### Given request 1
According to the Judas transcript, what is the name of the show that Joe Heschmeyer welcomes listeners back to?

### Excerpt provided
Why Did God Create Judas?
Joe Heschmeyer | 9/05/2024
56m

Joe Heschmeyer explores the complex theological implications of Judas’ betrayal, examining whether Jesus’ choice of Judas suggests a deeper, potentially troubling divine plan.

Transcription:

Joe:

Welcome back to Shameless Popery; I’m Joe Heschmeyer and today I want to look at the problem of Judas. What do I mean by that? At the last supper, Jesus says of Judas, the son of man goes as it is written of him, but woe to that man by whom the son of man is betrayed. It would’ve been better for that man if he’d never been born and we might object here. Jesus, you are the one who caused Judas to be born in the first place, so surely there’s something mysterious here. Why did you create Judas if you think it would be better that he had not been born? But it’s not just that Jesus created Judas and caused him to be born. He called him to be one of the apostles, and Jesus doesn’t run from this apparent scandal either. He seems to lean into it.

At the end of John six, he says, did I not choose you? The 12 and one of you is a devil, and in case we miss it, John then explains, he spoke of Judas, the son of Simon Sct, for he, one of the 12 was to betray him. It almost looks like Jesus called Judas as an apostle so that he would betray him. So is that right? Does Jesus want Judas to sin or does he cause his sin in some way or it can certainly sound like that and frankly, there’s no shortage of Protestant ministers who suggest that might be the case. It might even sound like that from the words of the Bible. In addition to what we just saw, acts four has this really fascinating part in which the apostles and the early Christians are praying together and they praise God for the fact that truly in this city, Jerusalem, they were gathered together against thy holy servant Jesus, whom now dis anoint both Herod and punch his Pilate with the Gentiles and the people of Israel to do whatever thy hand and thy plan had predestined to take place.

Now, Judas isn’t mentioned by name there, but surely alongside Herod and Pontius Pilate and the Gentile and Jewish leaders of the day who are responsible for Jesus’ death, we can add Judas to the list and say somehow the biblical answer to the question appears to involve this thorny question of predestination. So I want to try to answer that today and explain what the Bible does and doesn’t mean by talking about God predestining things. But before we get there, we need to talk actually about two ways seemingly opposite, but I would suggest actually quite similar in which Christians have historically gotten the story of Judas wrong. These are the two, again, at the surface opposite, maybe not so opposite ways we can screw up in thinking about the story of Judas, the first way is to treat Judas as the hero. Now, most of us I think would not fall into this trap, but it can be sort of tempting to view the whole thing.

### Data provided
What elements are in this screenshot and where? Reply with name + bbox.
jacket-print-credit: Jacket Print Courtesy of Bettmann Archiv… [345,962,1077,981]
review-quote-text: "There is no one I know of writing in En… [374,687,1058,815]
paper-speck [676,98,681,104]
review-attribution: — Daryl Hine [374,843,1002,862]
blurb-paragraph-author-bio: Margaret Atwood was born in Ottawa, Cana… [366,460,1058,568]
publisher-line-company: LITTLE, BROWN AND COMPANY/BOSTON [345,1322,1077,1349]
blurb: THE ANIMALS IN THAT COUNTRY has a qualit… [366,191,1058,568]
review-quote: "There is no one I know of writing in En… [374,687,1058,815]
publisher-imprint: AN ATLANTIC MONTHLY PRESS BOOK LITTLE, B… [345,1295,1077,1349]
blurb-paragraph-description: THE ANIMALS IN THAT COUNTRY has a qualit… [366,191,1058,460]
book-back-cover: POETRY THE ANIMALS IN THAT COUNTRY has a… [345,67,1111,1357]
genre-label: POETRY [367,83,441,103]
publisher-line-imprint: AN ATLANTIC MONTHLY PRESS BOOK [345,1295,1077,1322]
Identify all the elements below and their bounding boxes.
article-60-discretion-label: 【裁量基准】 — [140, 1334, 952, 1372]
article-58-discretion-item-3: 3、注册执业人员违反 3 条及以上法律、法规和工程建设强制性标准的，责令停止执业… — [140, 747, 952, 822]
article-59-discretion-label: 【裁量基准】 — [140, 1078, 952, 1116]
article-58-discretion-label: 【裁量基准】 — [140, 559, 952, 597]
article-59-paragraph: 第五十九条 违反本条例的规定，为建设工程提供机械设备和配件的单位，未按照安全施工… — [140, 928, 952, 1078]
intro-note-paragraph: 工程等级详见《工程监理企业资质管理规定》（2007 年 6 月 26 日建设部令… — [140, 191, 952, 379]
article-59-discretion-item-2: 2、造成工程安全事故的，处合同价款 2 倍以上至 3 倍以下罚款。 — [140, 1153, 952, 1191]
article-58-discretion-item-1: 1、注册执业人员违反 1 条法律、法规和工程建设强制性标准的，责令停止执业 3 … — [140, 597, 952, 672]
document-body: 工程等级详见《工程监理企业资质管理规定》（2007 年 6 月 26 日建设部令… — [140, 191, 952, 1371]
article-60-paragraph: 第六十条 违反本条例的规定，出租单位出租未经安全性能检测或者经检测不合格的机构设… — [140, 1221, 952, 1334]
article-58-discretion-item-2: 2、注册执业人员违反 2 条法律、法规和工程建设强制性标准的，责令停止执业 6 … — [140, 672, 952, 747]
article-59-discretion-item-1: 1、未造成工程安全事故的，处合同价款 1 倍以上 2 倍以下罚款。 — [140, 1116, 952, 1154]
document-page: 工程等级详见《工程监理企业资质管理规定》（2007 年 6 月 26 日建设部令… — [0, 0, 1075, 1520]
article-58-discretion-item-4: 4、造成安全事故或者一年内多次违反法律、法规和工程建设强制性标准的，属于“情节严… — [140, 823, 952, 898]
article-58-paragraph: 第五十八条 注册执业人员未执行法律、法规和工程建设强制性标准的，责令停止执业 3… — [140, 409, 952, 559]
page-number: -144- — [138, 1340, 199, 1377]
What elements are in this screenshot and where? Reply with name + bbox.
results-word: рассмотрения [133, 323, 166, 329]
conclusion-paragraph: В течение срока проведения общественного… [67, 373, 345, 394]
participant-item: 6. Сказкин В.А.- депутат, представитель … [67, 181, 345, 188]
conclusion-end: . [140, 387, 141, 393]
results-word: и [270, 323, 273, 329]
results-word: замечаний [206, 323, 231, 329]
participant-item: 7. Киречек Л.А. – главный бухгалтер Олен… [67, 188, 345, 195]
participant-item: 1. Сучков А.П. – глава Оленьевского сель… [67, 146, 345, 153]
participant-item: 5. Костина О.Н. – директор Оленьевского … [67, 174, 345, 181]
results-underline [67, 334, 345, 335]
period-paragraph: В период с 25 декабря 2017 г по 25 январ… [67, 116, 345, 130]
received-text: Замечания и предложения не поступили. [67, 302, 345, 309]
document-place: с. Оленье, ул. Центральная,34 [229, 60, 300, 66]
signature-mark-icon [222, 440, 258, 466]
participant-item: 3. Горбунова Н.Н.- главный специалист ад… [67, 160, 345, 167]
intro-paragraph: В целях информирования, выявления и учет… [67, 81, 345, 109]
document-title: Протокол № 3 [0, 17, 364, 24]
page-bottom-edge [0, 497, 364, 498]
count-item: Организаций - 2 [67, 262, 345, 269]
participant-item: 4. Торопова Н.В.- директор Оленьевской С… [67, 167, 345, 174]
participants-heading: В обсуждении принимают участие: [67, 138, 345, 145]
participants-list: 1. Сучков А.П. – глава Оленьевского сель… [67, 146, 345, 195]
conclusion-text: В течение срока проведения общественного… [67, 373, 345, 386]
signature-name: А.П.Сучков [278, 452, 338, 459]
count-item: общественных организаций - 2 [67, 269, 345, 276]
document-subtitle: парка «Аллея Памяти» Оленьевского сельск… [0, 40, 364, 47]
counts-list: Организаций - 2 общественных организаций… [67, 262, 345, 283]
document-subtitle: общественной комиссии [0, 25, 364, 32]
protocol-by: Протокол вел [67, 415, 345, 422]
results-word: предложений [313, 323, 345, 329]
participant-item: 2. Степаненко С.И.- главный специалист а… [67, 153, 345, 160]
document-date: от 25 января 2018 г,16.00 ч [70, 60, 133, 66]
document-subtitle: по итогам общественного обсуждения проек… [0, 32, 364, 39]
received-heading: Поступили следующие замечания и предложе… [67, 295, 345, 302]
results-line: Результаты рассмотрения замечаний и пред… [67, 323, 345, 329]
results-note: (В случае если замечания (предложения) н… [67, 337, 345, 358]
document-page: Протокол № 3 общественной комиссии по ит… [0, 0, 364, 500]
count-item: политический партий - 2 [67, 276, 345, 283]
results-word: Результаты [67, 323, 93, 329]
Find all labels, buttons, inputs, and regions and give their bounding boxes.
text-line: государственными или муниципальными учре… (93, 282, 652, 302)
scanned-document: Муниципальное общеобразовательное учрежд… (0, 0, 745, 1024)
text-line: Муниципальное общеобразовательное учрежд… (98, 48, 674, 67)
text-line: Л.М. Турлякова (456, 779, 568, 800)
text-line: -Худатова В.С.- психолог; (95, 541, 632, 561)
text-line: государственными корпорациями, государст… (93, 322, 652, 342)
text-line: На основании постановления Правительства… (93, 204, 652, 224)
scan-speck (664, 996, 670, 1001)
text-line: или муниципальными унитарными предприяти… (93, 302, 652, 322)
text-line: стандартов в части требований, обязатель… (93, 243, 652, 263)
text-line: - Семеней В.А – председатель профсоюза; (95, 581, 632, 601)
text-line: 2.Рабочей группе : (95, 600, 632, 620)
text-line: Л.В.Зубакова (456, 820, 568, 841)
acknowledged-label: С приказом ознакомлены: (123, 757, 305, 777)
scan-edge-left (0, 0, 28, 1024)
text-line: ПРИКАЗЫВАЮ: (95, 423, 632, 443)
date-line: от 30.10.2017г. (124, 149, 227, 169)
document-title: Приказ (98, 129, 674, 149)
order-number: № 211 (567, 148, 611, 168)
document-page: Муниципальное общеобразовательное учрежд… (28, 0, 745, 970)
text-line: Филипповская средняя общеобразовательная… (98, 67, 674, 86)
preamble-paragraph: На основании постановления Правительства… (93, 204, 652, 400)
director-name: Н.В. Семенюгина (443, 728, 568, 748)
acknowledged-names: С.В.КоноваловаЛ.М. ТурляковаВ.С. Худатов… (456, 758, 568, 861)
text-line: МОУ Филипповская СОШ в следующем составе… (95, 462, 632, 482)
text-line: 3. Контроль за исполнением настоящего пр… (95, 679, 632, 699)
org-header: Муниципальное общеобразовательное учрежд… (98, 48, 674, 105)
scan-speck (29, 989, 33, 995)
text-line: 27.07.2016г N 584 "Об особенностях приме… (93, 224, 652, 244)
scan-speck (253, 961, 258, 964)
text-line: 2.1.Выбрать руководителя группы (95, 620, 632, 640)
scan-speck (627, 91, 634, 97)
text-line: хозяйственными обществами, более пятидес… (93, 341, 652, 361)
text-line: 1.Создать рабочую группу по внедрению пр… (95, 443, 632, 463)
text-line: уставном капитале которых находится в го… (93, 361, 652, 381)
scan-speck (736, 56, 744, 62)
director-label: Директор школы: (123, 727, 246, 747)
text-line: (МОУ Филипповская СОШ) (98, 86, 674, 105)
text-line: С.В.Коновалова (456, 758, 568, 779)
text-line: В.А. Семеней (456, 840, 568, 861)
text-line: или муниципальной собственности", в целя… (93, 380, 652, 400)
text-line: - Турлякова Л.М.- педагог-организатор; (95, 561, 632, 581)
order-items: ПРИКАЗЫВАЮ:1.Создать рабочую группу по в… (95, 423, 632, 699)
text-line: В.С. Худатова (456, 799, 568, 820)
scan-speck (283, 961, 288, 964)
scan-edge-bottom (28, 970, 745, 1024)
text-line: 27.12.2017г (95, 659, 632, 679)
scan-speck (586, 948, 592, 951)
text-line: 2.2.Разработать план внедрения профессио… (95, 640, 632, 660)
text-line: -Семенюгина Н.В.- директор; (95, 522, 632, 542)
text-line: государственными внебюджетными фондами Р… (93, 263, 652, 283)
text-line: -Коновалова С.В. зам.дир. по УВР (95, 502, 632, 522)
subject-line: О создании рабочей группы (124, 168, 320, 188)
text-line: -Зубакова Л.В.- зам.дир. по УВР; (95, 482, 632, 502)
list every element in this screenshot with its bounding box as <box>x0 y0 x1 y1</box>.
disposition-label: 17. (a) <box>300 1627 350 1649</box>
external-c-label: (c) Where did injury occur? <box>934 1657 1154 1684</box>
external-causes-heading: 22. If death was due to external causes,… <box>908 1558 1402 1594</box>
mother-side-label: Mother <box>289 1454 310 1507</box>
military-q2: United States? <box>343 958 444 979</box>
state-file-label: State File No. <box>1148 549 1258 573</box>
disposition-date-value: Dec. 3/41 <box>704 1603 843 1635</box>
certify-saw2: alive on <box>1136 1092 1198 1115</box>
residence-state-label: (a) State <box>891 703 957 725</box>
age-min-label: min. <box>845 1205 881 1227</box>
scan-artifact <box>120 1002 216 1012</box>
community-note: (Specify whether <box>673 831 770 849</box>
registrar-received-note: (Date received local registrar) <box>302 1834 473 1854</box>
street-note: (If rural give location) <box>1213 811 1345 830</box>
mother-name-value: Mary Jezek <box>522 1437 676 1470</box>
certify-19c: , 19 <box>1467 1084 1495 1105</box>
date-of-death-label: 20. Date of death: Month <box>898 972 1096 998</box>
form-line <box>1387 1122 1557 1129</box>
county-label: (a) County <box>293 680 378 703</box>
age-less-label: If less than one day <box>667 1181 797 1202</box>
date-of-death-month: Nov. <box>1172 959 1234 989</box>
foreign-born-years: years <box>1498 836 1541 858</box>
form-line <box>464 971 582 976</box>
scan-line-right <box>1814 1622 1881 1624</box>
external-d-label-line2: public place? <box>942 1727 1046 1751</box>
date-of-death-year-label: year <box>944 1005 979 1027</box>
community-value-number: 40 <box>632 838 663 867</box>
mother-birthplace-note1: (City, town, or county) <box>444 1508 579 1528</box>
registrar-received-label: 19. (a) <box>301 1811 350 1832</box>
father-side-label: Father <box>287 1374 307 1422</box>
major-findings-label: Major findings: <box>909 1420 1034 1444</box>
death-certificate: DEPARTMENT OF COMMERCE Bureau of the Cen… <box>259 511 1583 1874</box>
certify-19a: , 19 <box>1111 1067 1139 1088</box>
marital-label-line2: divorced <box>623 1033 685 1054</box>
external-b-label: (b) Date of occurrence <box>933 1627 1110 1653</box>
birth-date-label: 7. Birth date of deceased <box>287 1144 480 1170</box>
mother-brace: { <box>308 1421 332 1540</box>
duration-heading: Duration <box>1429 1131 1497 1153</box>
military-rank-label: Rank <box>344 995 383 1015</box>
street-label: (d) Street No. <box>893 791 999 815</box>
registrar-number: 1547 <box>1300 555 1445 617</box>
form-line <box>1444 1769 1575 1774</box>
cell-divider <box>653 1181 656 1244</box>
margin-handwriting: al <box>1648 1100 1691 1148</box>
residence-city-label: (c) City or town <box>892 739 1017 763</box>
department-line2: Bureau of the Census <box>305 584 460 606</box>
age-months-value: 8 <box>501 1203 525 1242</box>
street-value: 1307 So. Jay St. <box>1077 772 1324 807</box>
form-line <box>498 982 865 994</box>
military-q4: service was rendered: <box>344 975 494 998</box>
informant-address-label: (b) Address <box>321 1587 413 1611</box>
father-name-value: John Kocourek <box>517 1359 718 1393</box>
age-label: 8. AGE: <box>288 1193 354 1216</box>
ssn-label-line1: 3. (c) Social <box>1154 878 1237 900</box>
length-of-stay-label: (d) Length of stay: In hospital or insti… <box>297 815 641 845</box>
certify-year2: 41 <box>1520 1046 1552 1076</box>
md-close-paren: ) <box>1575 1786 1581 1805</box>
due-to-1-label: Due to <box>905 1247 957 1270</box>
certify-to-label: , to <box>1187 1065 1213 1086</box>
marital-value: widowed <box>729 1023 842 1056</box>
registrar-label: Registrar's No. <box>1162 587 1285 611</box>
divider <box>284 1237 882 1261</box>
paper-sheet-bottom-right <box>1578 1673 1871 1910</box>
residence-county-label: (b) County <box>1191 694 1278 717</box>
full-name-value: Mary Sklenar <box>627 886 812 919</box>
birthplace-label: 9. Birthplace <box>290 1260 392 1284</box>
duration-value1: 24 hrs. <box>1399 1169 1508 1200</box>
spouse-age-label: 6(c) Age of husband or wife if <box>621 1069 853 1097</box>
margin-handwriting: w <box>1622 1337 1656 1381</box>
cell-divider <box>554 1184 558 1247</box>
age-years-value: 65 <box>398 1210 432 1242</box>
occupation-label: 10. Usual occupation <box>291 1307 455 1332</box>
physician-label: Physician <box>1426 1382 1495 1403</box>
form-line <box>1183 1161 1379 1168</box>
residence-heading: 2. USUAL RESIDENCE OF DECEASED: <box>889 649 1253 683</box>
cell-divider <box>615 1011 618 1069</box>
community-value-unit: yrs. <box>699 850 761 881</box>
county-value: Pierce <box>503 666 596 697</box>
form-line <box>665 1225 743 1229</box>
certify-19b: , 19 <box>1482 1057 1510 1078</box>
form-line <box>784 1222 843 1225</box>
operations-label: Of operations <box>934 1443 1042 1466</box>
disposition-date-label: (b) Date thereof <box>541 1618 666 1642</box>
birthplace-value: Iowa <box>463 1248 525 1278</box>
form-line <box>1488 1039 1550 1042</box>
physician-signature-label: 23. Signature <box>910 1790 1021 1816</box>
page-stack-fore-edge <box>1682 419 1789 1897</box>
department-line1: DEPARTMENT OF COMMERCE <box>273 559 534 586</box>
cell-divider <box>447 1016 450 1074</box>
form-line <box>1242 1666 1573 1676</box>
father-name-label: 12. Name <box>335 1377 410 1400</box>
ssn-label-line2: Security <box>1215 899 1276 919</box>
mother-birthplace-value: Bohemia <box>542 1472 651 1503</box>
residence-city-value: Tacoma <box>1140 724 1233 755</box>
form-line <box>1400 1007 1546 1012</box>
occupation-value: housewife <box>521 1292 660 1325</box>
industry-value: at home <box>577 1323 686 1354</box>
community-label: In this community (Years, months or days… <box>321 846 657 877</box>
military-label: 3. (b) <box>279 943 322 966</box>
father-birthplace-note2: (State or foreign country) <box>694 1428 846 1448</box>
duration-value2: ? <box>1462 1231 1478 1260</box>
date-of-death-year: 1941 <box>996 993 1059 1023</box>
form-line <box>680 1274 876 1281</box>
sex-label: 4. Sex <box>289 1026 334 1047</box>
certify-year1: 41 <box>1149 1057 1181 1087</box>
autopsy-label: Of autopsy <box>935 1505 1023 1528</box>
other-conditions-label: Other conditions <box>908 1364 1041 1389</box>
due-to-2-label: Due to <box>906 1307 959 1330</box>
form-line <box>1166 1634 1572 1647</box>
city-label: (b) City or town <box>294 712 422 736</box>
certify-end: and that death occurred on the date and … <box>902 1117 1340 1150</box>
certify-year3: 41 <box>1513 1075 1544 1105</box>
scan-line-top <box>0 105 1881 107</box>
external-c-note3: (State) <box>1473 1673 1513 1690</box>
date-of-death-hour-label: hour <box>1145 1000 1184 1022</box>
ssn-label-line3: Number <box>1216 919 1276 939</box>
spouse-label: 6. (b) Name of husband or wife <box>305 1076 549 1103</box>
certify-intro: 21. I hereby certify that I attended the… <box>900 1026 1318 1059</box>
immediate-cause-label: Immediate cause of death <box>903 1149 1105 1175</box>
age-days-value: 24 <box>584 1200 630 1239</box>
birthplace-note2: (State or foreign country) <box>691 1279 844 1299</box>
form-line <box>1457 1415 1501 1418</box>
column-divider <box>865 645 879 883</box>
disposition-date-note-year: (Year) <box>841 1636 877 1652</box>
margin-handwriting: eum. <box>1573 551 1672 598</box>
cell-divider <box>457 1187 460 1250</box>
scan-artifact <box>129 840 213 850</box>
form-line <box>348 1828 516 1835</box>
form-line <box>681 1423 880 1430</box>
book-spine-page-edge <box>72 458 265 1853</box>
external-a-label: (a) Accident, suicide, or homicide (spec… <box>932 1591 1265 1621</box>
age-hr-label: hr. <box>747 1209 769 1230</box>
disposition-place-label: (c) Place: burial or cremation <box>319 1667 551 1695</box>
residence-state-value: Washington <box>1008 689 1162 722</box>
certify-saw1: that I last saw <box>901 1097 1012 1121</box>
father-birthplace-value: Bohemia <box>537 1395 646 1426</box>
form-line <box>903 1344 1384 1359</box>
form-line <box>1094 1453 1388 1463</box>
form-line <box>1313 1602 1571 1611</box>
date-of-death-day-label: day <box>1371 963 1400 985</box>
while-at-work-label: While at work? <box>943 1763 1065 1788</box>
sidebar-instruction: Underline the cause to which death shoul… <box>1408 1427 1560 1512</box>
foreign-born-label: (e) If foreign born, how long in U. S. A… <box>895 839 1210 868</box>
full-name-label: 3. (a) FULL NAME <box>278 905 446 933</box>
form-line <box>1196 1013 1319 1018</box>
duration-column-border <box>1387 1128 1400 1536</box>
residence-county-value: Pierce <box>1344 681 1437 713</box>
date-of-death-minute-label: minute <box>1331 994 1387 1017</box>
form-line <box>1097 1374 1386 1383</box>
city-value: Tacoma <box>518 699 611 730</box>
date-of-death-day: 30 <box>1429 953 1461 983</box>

### Given request 2
Swap "paper-speck" for "dust-speck" in the records, from their first line through the line containing "article-58-discretion-item-1: 1、注册执业人员违反 1", and return only those lines with everything else unchanged.

### Written response 1
Shameless Popery

### Written response 2
What elements are in this screenshot and where? Reply with name + bbox.
jacket-print-credit: Jacket Print Courtesy of Bettmann Archiv… [345,962,1077,981]
review-quote-text: "There is no one I know of writing in En… [374,687,1058,815]
dust-speck [676,98,681,104]
review-attribution: — Daryl Hine [374,843,1002,862]
blurb-paragraph-author-bio: Margaret Atwood was born in Ottawa, Cana… [366,460,1058,568]
publisher-line-company: LITTLE, BROWN AND COMPANY/BOSTON [345,1322,1077,1349]
blurb: THE ANIMALS IN THAT COUNTRY has a qualit… [366,191,1058,568]
review-quote: "There is no one I know of writing in En… [374,687,1058,815]
publisher-imprint: AN ATLANTIC MONTHLY PRESS BOOK LITTLE, B… [345,1295,1077,1349]
blurb-paragraph-description: THE ANIMALS IN THAT COUNTRY has a qualit… [366,191,1058,460]
book-back-cover: POETRY THE ANIMALS IN THAT COUNTRY has a… [345,67,1111,1357]
genre-label: POETRY [367,83,441,103]
publisher-line-imprint: AN ATLANTIC MONTHLY PRESS BOOK [345,1295,1077,1322]
Identify all the elements below and their bounding boxes.
article-60-discretion-label: 【裁量基准】 — [140, 1334, 952, 1372]
article-58-discretion-item-3: 3、注册执业人员违反 3 条及以上法律、法规和工程建设强制性标准的，责令停止执业… — [140, 747, 952, 822]
article-59-discretion-label: 【裁量基准】 — [140, 1078, 952, 1116]
article-58-discretion-label: 【裁量基准】 — [140, 559, 952, 597]
article-59-paragraph: 第五十九条 违反本条例的规定，为建设工程提供机械设备和配件的单位，未按照安全施工… — [140, 928, 952, 1078]
intro-note-paragraph: 工程等级详见《工程监理企业资质管理规定》（2007 年 6 月 26 日建设部令… — [140, 191, 952, 379]
article-59-discretion-item-2: 2、造成工程安全事故的，处合同价款 2 倍以上至 3 倍以下罚款。 — [140, 1153, 952, 1191]
article-58-discretion-item-1: 1、注册执业人员违反 1 条法律、法规和工程建设强制性标准的，责令停止执业 3 … — [140, 597, 952, 672]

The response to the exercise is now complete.